Element region listings -

----------------------------------------

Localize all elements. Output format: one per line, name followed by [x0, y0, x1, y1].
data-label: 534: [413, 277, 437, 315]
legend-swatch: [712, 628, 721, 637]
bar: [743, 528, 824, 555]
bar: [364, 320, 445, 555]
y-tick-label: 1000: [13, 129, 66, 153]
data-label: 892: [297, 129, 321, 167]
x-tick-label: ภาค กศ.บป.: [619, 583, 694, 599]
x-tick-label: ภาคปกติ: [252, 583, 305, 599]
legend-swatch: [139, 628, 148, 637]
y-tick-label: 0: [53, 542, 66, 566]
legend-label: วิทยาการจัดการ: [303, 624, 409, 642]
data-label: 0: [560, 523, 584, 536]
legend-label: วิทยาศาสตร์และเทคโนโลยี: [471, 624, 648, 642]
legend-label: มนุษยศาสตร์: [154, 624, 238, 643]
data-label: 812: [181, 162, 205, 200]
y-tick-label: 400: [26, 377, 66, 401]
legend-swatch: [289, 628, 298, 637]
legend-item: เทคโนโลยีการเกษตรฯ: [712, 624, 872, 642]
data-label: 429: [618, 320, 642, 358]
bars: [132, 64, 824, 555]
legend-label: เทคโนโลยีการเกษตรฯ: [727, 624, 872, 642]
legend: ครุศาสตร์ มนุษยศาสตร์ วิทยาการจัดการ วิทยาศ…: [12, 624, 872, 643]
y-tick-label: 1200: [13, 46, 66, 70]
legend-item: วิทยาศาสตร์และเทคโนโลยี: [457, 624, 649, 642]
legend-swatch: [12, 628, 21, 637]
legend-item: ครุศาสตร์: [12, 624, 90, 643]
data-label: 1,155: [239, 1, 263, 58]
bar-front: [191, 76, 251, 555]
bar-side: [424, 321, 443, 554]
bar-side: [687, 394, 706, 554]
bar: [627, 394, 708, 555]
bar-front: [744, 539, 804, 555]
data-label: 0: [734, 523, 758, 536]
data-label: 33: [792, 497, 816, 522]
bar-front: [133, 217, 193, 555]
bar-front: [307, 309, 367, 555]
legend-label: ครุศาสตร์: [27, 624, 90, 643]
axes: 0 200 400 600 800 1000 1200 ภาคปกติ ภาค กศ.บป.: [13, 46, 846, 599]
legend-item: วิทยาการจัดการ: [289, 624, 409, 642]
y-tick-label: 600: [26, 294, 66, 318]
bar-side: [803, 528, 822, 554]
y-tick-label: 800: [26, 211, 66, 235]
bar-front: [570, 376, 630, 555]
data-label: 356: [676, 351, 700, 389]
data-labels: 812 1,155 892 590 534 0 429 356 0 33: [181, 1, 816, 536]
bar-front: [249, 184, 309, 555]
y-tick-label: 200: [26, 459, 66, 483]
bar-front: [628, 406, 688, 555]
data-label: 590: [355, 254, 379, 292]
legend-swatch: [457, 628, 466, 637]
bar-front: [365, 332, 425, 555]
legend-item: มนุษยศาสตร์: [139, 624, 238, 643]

----------------------------------------

WRITTEN EXERCISE -
Can you turn every line of the records above into a numbered list, skipping any blank lines?

OUTPUT OF THE EXERCISE -
1. Localize all elements. Output format: one per line, name followed by [x0, y0, x1, y1].
2. data-label: 534: [413, 277, 437, 315]
3. legend-swatch: [712, 628, 721, 637]
4. bar: [743, 528, 824, 555]
5. bar: [364, 320, 445, 555]
6. y-tick-label: 1000: [13, 129, 66, 153]
7. data-label: 892: [297, 129, 321, 167]
8. x-tick-label: ภาค กศ.บป.: [619, 583, 694, 599]
9. x-tick-label: ภาคปกติ: [252, 583, 305, 599]
10. legend-swatch: [139, 628, 148, 637]
11. y-tick-label: 0: [53, 542, 66, 566]
12. legend-label: วิทยาการจัดการ: [303, 624, 409, 642]
13. data-label: 0: [560, 523, 584, 536]
14. legend-label: วิทยาศาสตร์และเทคโนโลยี: [471, 624, 648, 642]
15. legend-label: มนุษยศาสตร์: [154, 624, 238, 643]
16. data-label: 812: [181, 162, 205, 200]
17. y-tick-label: 400: [26, 377, 66, 401]
18. legend-swatch: [289, 628, 298, 637]
19. legend-item: เทคโนโลยีการเกษตรฯ: [712, 624, 872, 642]
20. data-label: 429: [618, 320, 642, 358]
21. bars: [132, 64, 824, 555]
22. legend-label: เทคโนโลยีการเกษตรฯ: [727, 624, 872, 642]
23. legend: ครุศาสตร์ มนุษยศาสตร์ วิทยาการจัดการ วิทยาศ…: [12, 624, 872, 643]
24. y-tick-label: 1200: [13, 46, 66, 70]
25. legend-item: วิทยาศาสตร์และเทคโนโลยี: [457, 624, 649, 642]
26. legend-swatch: [12, 628, 21, 637]
27. legend-item: ครุศาสตร์: [12, 624, 90, 643]
28. data-label: 1,155: [239, 1, 263, 58]
29. bar-front: [191, 76, 251, 555]
30. bar-side: [424, 321, 443, 554]
31. bar-side: [687, 394, 706, 554]
32. bar: [627, 394, 708, 555]
33. bar-front: [744, 539, 804, 555]
34. data-label: 0: [734, 523, 758, 536]
35. data-label: 33: [792, 497, 816, 522]
36. bar-front: [133, 217, 193, 555]
37. bar-front: [307, 309, 367, 555]
38. legend-label: ครุศาสตร์: [27, 624, 90, 643]
39. axes: 0 200 400 600 800 1000 1200 ภาคปกติ ภาค กศ.บป.: [13, 46, 846, 599]
40. legend-item: วิทยาการจัดการ: [289, 624, 409, 642]
41. y-tick-label: 600: [26, 294, 66, 318]
42. bar-side: [803, 528, 822, 554]
43. y-tick-label: 800: [26, 211, 66, 235]
44. bar-front: [570, 376, 630, 555]
45. data-label: 356: [676, 351, 700, 389]
46. data-labels: 812 1,155 892 590 534 0 429 356 0 33: [181, 1, 816, 536]
47. bar-front: [249, 184, 309, 555]
48. y-tick-label: 200: [26, 459, 66, 483]
49. bar-front: [628, 406, 688, 555]
50. data-label: 590: [355, 254, 379, 292]
51. legend-swatch: [457, 628, 466, 637]
52. bar-front: [365, 332, 425, 555]
53. legend-item: มนุษยศาสตร์: [139, 624, 238, 643]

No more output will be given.